* [ESERCIZIO SCRITTO A] Ripeti esattamente le voci dei dati, dalla prima fino alla riga che contiene "bar-segment <box>219 502 226 529</box>", inclusa.

___ TESTO DELLA PAGINA

Claudio Sottocornola

La cometa nella notte occidentale

Non so cosa mi abbia spinto a ricercare, dentro le “sudate carte” della mia giovinezza, le tracce di un passato da salvare e mettere al riparo dalla perdita, ma è vero che, ad un certo punto, ho incominciato a rileggerle, selezionarle, aggregarle, e oggi siamo ormai, dopo un paio d’anni di ricerche fra quaderni, agende e diari, a un’impaginazione, faticosa e prolungata , di questi “Scritti giovanili”, in cui un po’ ritrovo la mia storia, quella della mia famiglia, e della gente intorno a me.

______
___ DATI FORNITI

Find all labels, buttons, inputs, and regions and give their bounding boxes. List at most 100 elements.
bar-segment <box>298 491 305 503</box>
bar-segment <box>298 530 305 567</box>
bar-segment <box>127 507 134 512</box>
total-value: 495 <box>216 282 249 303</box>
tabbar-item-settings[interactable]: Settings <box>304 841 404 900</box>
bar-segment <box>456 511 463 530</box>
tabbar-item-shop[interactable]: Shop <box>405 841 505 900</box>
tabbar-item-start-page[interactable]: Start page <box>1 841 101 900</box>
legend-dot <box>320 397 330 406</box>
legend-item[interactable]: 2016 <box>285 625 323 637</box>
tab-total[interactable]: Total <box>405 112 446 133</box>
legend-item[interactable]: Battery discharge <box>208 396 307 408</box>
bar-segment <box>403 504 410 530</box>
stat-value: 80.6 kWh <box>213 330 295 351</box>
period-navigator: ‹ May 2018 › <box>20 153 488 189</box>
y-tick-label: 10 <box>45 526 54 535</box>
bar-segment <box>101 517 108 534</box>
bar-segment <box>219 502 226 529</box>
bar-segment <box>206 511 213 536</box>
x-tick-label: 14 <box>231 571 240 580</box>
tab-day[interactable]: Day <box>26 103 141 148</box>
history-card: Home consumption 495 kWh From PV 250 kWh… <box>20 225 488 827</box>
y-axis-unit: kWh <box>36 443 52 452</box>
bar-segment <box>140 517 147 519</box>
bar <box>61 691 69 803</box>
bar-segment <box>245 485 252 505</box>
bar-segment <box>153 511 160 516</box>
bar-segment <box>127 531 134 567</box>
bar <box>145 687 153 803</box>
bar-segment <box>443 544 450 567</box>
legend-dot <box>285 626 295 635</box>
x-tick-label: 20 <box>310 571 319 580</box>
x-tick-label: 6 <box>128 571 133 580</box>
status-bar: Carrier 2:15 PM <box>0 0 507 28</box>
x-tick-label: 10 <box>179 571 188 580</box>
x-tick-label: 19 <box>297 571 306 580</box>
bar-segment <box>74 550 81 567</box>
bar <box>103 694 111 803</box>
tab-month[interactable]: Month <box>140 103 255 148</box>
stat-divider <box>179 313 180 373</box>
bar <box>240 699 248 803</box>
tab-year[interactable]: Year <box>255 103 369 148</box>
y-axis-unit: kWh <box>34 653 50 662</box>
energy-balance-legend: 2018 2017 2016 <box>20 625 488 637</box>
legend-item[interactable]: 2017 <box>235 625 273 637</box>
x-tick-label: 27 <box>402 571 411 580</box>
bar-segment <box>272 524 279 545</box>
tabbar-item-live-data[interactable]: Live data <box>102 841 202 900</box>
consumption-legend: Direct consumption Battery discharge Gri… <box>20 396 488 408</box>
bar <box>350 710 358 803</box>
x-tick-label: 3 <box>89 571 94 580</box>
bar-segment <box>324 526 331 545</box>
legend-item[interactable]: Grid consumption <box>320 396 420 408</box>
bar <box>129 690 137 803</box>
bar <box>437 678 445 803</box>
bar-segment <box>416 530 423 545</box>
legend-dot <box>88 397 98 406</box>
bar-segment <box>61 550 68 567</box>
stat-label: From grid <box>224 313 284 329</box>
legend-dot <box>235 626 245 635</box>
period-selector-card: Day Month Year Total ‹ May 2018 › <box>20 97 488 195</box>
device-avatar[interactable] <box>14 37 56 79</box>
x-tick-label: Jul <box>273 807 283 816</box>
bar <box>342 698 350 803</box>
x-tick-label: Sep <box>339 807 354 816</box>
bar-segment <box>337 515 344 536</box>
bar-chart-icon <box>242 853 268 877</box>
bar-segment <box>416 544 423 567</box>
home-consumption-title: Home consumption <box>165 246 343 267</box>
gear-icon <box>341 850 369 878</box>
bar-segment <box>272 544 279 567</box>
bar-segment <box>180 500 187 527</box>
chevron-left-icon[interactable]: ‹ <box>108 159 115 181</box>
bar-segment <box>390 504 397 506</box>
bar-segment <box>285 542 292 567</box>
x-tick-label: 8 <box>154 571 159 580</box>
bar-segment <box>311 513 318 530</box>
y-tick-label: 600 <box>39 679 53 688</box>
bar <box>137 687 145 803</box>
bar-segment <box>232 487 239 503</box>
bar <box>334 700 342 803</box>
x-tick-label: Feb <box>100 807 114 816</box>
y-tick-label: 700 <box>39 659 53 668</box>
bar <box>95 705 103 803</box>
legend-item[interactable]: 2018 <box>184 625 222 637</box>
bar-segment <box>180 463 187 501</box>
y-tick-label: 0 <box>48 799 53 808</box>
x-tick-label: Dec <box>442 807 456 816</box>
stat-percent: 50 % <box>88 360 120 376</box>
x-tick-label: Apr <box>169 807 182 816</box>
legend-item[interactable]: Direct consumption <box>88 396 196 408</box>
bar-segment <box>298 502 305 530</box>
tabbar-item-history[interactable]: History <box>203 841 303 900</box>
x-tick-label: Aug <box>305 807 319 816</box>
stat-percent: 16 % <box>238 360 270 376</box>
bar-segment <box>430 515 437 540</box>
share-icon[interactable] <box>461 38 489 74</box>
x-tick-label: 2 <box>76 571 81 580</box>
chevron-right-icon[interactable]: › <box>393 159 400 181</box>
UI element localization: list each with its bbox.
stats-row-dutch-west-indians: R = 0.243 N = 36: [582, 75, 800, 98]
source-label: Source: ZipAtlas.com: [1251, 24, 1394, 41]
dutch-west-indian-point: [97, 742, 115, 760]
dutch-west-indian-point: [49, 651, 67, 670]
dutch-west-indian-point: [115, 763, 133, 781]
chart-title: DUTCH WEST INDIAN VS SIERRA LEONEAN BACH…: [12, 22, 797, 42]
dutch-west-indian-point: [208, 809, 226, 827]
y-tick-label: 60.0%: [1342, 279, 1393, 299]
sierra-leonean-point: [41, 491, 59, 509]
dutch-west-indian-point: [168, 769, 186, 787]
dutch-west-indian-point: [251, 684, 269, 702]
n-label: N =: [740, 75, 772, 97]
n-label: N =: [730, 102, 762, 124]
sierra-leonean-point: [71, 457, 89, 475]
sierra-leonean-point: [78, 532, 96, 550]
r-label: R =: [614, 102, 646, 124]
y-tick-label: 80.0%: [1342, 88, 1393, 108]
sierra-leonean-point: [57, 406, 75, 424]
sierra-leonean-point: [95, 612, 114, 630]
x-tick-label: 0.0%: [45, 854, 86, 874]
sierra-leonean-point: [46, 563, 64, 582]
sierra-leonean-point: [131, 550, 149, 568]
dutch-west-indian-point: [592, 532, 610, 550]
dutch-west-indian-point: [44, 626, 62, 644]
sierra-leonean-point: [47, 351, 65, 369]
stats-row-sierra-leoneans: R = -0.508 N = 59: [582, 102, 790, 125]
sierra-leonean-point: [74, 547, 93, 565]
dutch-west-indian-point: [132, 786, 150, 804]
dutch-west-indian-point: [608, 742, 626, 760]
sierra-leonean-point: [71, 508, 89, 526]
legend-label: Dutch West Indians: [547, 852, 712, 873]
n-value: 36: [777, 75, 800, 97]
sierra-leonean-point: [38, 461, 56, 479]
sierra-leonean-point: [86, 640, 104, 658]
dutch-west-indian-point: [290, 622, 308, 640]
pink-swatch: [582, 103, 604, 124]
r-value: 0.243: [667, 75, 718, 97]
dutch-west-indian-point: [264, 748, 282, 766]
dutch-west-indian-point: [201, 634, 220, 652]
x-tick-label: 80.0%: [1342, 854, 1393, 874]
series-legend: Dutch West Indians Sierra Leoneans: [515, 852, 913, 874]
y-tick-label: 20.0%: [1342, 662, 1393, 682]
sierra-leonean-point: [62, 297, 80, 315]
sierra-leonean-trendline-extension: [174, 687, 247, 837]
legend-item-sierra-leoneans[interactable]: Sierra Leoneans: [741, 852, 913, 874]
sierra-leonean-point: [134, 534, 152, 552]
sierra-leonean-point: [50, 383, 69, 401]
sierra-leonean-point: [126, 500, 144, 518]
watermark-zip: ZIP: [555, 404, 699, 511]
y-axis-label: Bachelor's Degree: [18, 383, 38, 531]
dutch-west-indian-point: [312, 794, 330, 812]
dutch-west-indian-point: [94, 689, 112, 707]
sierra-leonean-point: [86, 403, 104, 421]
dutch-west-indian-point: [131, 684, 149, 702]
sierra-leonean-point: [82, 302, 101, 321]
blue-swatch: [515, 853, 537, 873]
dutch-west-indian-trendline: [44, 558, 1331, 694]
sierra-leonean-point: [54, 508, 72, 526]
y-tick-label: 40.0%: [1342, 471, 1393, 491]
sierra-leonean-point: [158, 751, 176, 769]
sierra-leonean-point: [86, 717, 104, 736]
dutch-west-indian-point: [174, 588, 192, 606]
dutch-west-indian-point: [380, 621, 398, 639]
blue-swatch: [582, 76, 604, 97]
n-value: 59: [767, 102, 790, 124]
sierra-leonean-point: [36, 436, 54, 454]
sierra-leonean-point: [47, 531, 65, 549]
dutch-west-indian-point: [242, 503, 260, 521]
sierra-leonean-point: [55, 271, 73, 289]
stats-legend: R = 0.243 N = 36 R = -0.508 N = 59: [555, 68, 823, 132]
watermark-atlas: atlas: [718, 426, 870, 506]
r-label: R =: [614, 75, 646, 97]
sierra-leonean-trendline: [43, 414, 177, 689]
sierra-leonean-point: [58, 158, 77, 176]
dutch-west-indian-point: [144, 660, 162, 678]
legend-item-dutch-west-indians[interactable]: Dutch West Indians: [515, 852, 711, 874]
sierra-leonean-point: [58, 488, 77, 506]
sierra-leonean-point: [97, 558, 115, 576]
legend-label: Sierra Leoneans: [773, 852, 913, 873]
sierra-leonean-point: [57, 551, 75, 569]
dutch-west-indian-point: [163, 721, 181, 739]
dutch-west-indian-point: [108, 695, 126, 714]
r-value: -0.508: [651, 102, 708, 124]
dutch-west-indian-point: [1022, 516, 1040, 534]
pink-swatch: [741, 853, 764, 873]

______

* [ESERCIZIO SCRITTO B] Trascrivi alla lettera il passo del testo della pagina da "La cometa nella" a "intorno a me.".

* [RISULTATO COMPLETO A]
Find all labels, buttons, inputs, and regions and give their bounding boxes. List at most 100 elements.
bar-segment <box>298 491 305 503</box>
bar-segment <box>298 530 305 567</box>
bar-segment <box>127 507 134 512</box>
total-value: 495 <box>216 282 249 303</box>
tabbar-item-settings[interactable]: Settings <box>304 841 404 900</box>
bar-segment <box>456 511 463 530</box>
tabbar-item-shop[interactable]: Shop <box>405 841 505 900</box>
tabbar-item-start-page[interactable]: Start page <box>1 841 101 900</box>
legend-dot <box>320 397 330 406</box>
legend-item[interactable]: 2016 <box>285 625 323 637</box>
tab-total[interactable]: Total <box>405 112 446 133</box>
legend-item[interactable]: Battery discharge <box>208 396 307 408</box>
bar-segment <box>403 504 410 530</box>
stat-value: 80.6 kWh <box>213 330 295 351</box>
period-navigator: ‹ May 2018 › <box>20 153 488 189</box>
y-tick-label: 10 <box>45 526 54 535</box>
bar-segment <box>101 517 108 534</box>
bar-segment <box>219 502 226 529</box>

* [RISULTATO COMPLETO B]
La cometa nella notte occidentale

Non so cosa mi abbia spinto a ricercare, dentro le “sudate carte” della mia giovinezza, le tracce di un passato da salvare e mettere al riparo dalla perdita, ma è vero che, ad un certo punto, ho incominciato a rileggerle, selezionarle, aggregarle, e oggi siamo ormai, dopo un paio d’anni di ricerche fra quaderni, agende e diari, a un’impaginazione, faticosa e prolungata , di questi “Scritti giovanili”, in cui un po’ ritrovo la mia storia, quella della mia famiglia, e della gente intorno a me.